---------- Data listing

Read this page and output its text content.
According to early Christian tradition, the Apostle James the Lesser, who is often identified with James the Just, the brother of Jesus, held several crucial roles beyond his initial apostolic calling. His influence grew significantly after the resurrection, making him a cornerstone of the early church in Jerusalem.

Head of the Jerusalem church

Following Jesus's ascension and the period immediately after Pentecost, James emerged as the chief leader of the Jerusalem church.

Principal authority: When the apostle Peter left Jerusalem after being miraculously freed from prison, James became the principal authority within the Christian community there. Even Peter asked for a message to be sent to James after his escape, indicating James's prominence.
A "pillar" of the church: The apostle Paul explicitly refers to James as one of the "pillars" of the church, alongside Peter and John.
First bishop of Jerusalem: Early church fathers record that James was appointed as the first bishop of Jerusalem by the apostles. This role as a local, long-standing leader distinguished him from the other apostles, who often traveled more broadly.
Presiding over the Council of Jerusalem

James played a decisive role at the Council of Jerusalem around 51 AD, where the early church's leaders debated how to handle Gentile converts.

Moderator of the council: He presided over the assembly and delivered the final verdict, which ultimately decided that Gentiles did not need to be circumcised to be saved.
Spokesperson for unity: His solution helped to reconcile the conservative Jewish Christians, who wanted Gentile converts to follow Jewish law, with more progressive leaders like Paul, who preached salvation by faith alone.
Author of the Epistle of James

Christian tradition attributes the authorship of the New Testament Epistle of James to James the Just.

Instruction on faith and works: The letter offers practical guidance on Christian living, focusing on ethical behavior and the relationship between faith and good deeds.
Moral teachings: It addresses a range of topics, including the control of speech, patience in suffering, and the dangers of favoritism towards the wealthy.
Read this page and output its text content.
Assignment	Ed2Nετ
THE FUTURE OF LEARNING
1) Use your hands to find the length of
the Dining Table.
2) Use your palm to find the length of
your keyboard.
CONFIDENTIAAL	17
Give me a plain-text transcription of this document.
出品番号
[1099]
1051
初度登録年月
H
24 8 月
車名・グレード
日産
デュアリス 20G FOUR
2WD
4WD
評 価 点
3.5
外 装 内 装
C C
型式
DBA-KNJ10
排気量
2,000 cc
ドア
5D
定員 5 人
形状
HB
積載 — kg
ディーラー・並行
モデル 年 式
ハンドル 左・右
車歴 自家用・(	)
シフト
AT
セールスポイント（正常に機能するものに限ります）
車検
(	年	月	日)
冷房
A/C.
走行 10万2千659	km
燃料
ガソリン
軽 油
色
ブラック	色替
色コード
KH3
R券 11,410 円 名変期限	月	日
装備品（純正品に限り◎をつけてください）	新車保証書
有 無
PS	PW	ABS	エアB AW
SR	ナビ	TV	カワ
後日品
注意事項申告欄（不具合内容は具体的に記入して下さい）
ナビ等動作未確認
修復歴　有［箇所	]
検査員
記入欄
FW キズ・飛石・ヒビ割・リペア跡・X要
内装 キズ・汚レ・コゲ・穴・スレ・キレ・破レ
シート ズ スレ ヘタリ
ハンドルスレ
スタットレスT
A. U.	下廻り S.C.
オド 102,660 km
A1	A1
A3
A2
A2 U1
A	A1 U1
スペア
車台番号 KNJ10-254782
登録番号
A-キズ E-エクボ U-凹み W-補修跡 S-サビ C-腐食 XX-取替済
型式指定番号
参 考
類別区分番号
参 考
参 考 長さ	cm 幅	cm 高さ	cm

--------------------

▶ Exercise prompt
Above are some records; extract every one of them exactly.

▶ Final answer
Read this page and output its text content.
According to early Christian tradition, the Apostle James the Lesser, who is often identified with James the Just, the brother of Jesus, held several crucial roles beyond his initial apostolic calling. His influence grew significantly after the resurrection, making him a cornerstone of the early church in Jerusalem.

Head of the Jerusalem church

Following Jesus's ascension and the period immediately after Pentecost, James emerged as the chief leader of the Jerusalem church.

Principal authority: When the apostle Peter left Jerusalem after being miraculously freed from prison, James became the principal authority within the Christian community there. Even Peter asked for a message to be sent to James after his escape, indicating James's prominence.
A "pillar" of the church: The apostle Paul explicitly refers to James as one of the "pillars" of the church, alongside Peter and John.
First bishop of Jerusalem: Early church fathers record that James was appointed as the first bishop of Jerusalem by the apostles. This role as a local, long-standing leader distinguished him from the other apostles, who often traveled more broadly.
Presiding over the Council of Jerusalem

James played a decisive role at the Council of Jerusalem around 51 AD, where the early church's leaders debated how to handle Gentile converts.

Moderator of the council: He presided over the assembly and delivered the final verdict, which ultimately decided that Gentiles did not need to be circumcised to be saved.
Spokesperson for unity: His solution helped to reconcile the conservative Jewish Christians, who wanted Gentile converts to follow Jewish law, with more progressive leaders like Paul, who preached salvation by faith alone.
Author of the Epistle of James

Christian tradition attributes the authorship of the New Testament Epistle of James to James the Just.

Instruction on faith and works: The letter offers practical guidance on Christian living, focusing on ethical behavior and the relationship between faith and good deeds.
Moral teachings: It addresses a range of topics, including the control of speech, patience in suffering, and the dangers of favoritism towards the wealthy.
Read this page and output its text content.
Assignment	Ed2Nετ
THE FUTURE OF LEARNING
1) Use your hands to find the length of
the Dining Table.
2) Use your palm to find the length of
your keyboard.
CONFIDENTIAAL	17
Give me a plain-text transcription of this document.
出品番号
[1099]
1051
初度登録年月
H
24 8 月
車名・グレード
日産
デュアリス 20G FOUR
2WD
4WD
評 価 点
3.5
外 装 内 装
C C
型式
DBA-KNJ10
排気量
2,000 cc
ドア
5D
定員 5 人
形状
HB
積載 — kg
ディーラー・並行
モデル 年 式
ハンドル 左・右
車歴 自家用・(	)
シフト
AT
セールスポイント（正常に機能するものに限ります）
車検
(	年	月	日)
冷房
A/C.
走行 10万2千659	km
燃料
ガソリン
軽 油
色
ブラック	色替
色コード
KH3
R券 11,410 円 名変期限	月	日
装備品（純正品に限り◎をつけてください）	新車保証書
有 無
PS	PW	ABS	エアB AW
SR	ナビ	TV	カワ
後日品
注意事項申告欄（不具合内容は具体的に記入して下さい）
ナビ等動作未確認
修復歴　有［箇所	]
検査員
記入欄
FW キズ・飛石・ヒビ割・リペア跡・X要
内装 キズ・汚レ・コゲ・穴・スレ・キレ・破レ
シート ズ スレ ヘタリ
ハンドルスレ
スタットレスT
A. U.	下廻り S.C.
オド 102,660 km
A1	A1
A3
A2
A2 U1
A	A1 U1
スペア
車台番号 KNJ10-254782
登録番号
A-キズ E-エクボ U-凹み W-補修跡 S-サビ C-腐食 XX-取替済
型式指定番号
参 考
類別区分番号
参 考
参 考 長さ	cm 幅	cm 高さ	cm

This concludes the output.